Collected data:
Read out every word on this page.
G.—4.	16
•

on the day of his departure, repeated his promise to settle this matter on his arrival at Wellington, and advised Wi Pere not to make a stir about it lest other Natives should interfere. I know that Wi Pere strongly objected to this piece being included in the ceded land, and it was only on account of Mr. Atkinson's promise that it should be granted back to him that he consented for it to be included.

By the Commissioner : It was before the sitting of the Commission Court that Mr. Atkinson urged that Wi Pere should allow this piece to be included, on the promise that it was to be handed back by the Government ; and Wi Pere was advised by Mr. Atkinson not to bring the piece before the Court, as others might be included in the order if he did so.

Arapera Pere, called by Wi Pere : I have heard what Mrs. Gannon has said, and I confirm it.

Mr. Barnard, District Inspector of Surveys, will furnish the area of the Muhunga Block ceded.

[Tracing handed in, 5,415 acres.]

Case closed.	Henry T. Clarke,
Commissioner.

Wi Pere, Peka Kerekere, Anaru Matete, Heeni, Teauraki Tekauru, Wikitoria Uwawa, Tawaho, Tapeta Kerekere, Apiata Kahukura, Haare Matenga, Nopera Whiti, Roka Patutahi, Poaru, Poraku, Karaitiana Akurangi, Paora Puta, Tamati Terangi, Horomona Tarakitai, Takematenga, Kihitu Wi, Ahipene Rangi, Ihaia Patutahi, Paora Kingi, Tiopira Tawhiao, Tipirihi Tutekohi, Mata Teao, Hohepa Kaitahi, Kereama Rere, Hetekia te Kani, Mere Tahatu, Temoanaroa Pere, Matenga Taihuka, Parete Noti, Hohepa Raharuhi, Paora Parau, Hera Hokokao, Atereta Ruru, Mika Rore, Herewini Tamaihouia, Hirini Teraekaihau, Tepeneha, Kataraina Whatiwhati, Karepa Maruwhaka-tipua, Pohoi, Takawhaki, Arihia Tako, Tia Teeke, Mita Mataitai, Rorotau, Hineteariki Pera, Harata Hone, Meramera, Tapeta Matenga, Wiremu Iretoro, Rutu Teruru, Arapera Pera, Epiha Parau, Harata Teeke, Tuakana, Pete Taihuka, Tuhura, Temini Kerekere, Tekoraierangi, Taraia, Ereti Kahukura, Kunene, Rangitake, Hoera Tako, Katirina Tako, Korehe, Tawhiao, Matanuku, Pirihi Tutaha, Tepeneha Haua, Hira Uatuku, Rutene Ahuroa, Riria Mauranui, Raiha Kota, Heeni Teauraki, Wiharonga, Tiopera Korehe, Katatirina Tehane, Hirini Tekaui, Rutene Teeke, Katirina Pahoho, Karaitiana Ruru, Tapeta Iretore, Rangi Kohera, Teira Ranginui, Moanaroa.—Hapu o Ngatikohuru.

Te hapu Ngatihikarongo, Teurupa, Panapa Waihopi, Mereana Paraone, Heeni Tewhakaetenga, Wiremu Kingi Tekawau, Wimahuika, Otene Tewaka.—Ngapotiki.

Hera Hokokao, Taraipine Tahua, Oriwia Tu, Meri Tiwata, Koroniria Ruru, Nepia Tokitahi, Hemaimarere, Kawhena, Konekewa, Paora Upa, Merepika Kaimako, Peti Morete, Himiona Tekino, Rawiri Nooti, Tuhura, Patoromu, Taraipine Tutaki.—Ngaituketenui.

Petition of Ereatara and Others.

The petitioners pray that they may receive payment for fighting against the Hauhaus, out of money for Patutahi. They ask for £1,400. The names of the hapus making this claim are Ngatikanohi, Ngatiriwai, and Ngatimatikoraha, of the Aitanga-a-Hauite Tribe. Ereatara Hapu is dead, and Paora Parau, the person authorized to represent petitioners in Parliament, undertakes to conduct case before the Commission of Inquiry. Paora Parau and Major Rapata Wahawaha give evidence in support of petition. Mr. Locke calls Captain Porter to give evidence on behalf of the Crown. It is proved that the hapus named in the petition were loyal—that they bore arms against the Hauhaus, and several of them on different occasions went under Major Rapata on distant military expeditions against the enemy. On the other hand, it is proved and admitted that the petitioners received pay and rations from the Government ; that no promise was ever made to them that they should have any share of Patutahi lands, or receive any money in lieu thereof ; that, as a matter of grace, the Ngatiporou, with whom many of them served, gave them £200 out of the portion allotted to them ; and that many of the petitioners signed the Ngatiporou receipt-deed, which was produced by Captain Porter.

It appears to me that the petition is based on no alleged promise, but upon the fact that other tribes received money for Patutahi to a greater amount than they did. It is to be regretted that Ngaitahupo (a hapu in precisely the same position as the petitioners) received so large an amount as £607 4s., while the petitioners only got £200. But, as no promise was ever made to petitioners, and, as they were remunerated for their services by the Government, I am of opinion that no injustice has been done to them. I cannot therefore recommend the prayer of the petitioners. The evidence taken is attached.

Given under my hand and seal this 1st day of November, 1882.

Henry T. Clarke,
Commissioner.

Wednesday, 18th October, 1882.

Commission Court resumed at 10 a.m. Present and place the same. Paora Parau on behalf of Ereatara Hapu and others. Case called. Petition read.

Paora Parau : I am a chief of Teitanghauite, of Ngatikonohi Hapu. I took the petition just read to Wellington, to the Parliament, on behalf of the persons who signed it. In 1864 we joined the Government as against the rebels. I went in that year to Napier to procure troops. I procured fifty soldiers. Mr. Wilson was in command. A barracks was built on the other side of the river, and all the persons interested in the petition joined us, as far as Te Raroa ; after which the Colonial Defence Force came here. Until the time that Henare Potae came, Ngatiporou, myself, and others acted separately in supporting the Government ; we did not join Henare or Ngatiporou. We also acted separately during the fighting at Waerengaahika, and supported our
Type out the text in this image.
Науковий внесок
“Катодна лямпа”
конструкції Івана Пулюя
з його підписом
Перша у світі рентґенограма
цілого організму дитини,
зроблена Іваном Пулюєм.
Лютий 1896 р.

Request:
Make a list of all lines in the data that contain "Henry".

Reply to the exercise:
Case closed.	Henry T. Clarke,
Henry T. Clarke,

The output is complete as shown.